# Task details
Extract the full listing below without altering a single character.
# Data records start
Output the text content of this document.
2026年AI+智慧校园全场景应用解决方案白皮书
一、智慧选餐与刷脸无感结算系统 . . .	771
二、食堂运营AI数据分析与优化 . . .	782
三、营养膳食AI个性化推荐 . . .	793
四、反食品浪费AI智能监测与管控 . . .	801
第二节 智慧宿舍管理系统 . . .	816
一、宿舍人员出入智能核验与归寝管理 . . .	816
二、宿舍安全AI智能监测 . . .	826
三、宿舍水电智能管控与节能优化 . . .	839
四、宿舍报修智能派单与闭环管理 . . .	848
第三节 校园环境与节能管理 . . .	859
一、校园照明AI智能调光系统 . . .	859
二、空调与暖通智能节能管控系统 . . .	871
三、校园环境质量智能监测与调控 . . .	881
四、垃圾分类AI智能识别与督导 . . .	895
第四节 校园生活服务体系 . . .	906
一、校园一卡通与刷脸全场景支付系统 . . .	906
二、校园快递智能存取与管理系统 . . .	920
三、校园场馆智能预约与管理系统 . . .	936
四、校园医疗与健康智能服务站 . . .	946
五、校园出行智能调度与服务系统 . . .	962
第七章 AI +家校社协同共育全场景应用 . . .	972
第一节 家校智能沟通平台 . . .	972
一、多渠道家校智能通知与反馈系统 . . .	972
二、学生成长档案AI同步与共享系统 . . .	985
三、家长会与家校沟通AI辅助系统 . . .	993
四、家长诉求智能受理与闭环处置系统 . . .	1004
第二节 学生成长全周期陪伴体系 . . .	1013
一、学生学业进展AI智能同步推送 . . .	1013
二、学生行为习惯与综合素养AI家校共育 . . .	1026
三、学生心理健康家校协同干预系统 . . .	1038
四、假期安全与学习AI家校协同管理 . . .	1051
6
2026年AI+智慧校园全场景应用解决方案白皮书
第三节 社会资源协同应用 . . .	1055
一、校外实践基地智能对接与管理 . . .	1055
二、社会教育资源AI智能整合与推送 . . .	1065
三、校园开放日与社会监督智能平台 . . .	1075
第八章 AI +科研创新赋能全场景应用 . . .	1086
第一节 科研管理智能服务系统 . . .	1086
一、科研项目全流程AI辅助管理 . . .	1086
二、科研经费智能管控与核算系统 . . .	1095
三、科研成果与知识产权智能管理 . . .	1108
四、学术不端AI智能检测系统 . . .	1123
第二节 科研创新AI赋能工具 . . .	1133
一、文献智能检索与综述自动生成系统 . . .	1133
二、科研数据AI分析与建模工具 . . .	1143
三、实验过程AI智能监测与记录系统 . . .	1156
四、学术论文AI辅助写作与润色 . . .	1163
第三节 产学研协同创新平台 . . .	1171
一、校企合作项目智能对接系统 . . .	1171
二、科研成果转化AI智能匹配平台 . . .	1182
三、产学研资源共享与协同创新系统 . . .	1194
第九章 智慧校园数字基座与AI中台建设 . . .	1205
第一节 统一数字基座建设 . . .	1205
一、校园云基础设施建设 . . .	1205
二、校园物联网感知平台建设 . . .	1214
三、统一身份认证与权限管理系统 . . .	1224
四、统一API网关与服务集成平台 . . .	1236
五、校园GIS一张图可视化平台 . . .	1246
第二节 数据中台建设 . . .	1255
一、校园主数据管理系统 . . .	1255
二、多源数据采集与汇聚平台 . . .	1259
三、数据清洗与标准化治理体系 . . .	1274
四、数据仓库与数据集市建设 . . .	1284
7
# Data records end
# Answer to the problem
Output the text content of this document.
2026年AI+智慧校园全场景应用解决方案白皮书
一、智慧选餐与刷脸无感结算系统 . . .	771
二、食堂运营AI数据分析与优化 . . .	782
三、营养膳食AI个性化推荐 . . .	793
四、反食品浪费AI智能监测与管控 . . .	801
第二节 智慧宿舍管理系统 . . .	816
一、宿舍人员出入智能核验与归寝管理 . . .	816
二、宿舍安全AI智能监测 . . .	826
三、宿舍水电智能管控与节能优化 . . .	839
四、宿舍报修智能派单与闭环管理 . . .	848
第三节 校园环境与节能管理 . . .	859
一、校园照明AI智能调光系统 . . .	859
二、空调与暖通智能节能管控系统 . . .	871
三、校园环境质量智能监测与调控 . . .	881
四、垃圾分类AI智能识别与督导 . . .	895
第四节 校园生活服务体系 . . .	906
一、校园一卡通与刷脸全场景支付系统 . . .	906
二、校园快递智能存取与管理系统 . . .	920
三、校园场馆智能预约与管理系统 . . .	936
四、校园医疗与健康智能服务站 . . .	946
五、校园出行智能调度与服务系统 . . .	962
第七章 AI +家校社协同共育全场景应用 . . .	972
第一节 家校智能沟通平台 . . .	972
一、多渠道家校智能通知与反馈系统 . . .	972
二、学生成长档案AI同步与共享系统 . . .	985
三、家长会与家校沟通AI辅助系统 . . .	993
四、家长诉求智能受理与闭环处置系统 . . .	1004
第二节 学生成长全周期陪伴体系 . . .	1013
一、学生学业进展AI智能同步推送 . . .	1013
二、学生行为习惯与综合素养AI家校共育 . . .	1026
三、学生心理健康家校协同干预系统 . . .	1038
四、假期安全与学习AI家校协同管理 . . .	1051
6
2026年AI+智慧校园全场景应用解决方案白皮书
第三节 社会资源协同应用 . . .	1055
一、校外实践基地智能对接与管理 . . .	1055
二、社会教育资源AI智能整合与推送 . . .	1065
三、校园开放日与社会监督智能平台 . . .	1075
第八章 AI +科研创新赋能全场景应用 . . .	1086
第一节 科研管理智能服务系统 . . .	1086
一、科研项目全流程AI辅助管理 . . .	1086
二、科研经费智能管控与核算系统 . . .	1095
三、科研成果与知识产权智能管理 . . .	1108
四、学术不端AI智能检测系统 . . .	1123
第二节 科研创新AI赋能工具 . . .	1133
一、文献智能检索与综述自动生成系统 . . .	1133
二、科研数据AI分析与建模工具 . . .	1143
三、实验过程AI智能监测与记录系统 . . .	1156
四、学术论文AI辅助写作与润色 . . .	1163
第三节 产学研协同创新平台 . . .	1171
一、校企合作项目智能对接系统 . . .	1171
二、科研成果转化AI智能匹配平台 . . .	1182
三、产学研资源共享与协同创新系统 . . .	1194
第九章 智慧校园数字基座与AI中台建设 . . .	1205
第一节 统一数字基座建设 . . .	1205
一、校园云基础设施建设 . . .	1205
二、校园物联网感知平台建设 . . .	1214
三、统一身份认证与权限管理系统 . . .	1224
四、统一API网关与服务集成平台 . . .	1236
五、校园GIS一张图可视化平台 . . .	1246
第二节 数据中台建设 . . .	1255
一、校园主数据管理系统 . . .	1255
二、多源数据采集与汇聚平台 . . .	1259
三、数据清洗与标准化治理体系 . . .	1274
四、数据仓库与数据集市建设 . . .	1284
7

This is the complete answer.